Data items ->
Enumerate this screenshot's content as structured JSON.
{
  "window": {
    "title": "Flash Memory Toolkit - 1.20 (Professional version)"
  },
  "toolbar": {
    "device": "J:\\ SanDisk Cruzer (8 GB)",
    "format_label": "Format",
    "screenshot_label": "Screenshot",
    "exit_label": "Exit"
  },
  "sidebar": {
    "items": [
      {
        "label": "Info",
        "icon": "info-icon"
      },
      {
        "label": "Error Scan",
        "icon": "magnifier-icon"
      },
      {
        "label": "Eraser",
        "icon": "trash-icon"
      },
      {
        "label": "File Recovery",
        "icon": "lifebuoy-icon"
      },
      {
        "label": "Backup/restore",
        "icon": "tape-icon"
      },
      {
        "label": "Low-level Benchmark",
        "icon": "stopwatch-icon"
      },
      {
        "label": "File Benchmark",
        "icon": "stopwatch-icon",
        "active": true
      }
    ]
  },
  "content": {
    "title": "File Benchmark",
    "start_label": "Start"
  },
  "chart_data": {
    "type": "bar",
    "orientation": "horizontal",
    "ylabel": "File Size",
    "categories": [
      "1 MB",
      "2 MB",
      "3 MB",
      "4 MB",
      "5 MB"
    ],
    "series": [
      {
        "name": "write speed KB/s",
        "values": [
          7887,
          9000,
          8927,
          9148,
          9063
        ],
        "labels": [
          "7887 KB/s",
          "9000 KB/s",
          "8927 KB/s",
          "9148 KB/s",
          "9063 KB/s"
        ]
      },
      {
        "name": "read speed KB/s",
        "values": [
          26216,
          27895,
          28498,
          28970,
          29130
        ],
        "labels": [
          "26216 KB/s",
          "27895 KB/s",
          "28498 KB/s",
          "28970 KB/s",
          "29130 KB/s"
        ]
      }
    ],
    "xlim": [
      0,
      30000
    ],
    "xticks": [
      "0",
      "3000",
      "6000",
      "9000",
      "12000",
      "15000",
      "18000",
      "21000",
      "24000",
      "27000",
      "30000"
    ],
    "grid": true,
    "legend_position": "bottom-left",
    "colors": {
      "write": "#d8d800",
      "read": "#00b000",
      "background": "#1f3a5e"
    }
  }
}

WORK TO COMPLETE -> Above are some records. Print them all exactly.

SOLUTION TO THE EXERCISE ->
Enumerate this screenshot's content as structured JSON.
{
  "window": {
    "title": "Flash Memory Toolkit - 1.20 (Professional version)"
  },
  "toolbar": {
    "device": "J:\\ SanDisk Cruzer (8 GB)",
    "format_label": "Format",
    "screenshot_label": "Screenshot",
    "exit_label": "Exit"
  },
  "sidebar": {
    "items": [
      {
        "label": "Info",
        "icon": "info-icon"
      },
      {
        "label": "Error Scan",
        "icon": "magnifier-icon"
      },
      {
        "label": "Eraser",
        "icon": "trash-icon"
      },
      {
        "label": "File Recovery",
        "icon": "lifebuoy-icon"
      },
      {
        "label": "Backup/restore",
        "icon": "tape-icon"
      },
      {
        "label": "Low-level Benchmark",
        "icon": "stopwatch-icon"
      },
      {
        "label": "File Benchmark",
        "icon": "stopwatch-icon",
        "active": true
      }
    ]
  },
  "content": {
    "title": "File Benchmark",
    "start_label": "Start"
  },
  "chart_data": {
    "type": "bar",
    "orientation": "horizontal",
    "ylabel": "File Size",
    "categories": [
      "1 MB",
      "2 MB",
      "3 MB",
      "4 MB",
      "5 MB"
    ],
    "series": [
      {
        "name": "write speed KB/s",
        "values": [
          7887,
          9000,
          8927,
          9148,
          9063
        ],
        "labels": [
          "7887 KB/s",
          "9000 KB/s",
          "8927 KB/s",
          "9148 KB/s",
          "9063 KB/s"
        ]
      },
      {
        "name": "read speed KB/s",
        "values": [
          26216,
          27895,
          28498,
          28970,
          29130
        ],
        "labels": [
          "26216 KB/s",
          "27895 KB/s",
          "28498 KB/s",
          "28970 KB/s",
          "29130 KB/s"
        ]
      }
    ],
    "xlim": [
      0,
      30000
    ],
    "xticks": [
      "0",
      "3000",
      "6000",
      "9000",
      "12000",
      "15000",
      "18000",
      "21000",
      "24000",
      "27000",
      "30000"
    ],
    "grid": true,
    "legend_position": "bottom-left",
    "colors": {
      "write": "#d8d800",
      "read": "#00b000",
      "background": "#1f3a5e"
    }
  }
}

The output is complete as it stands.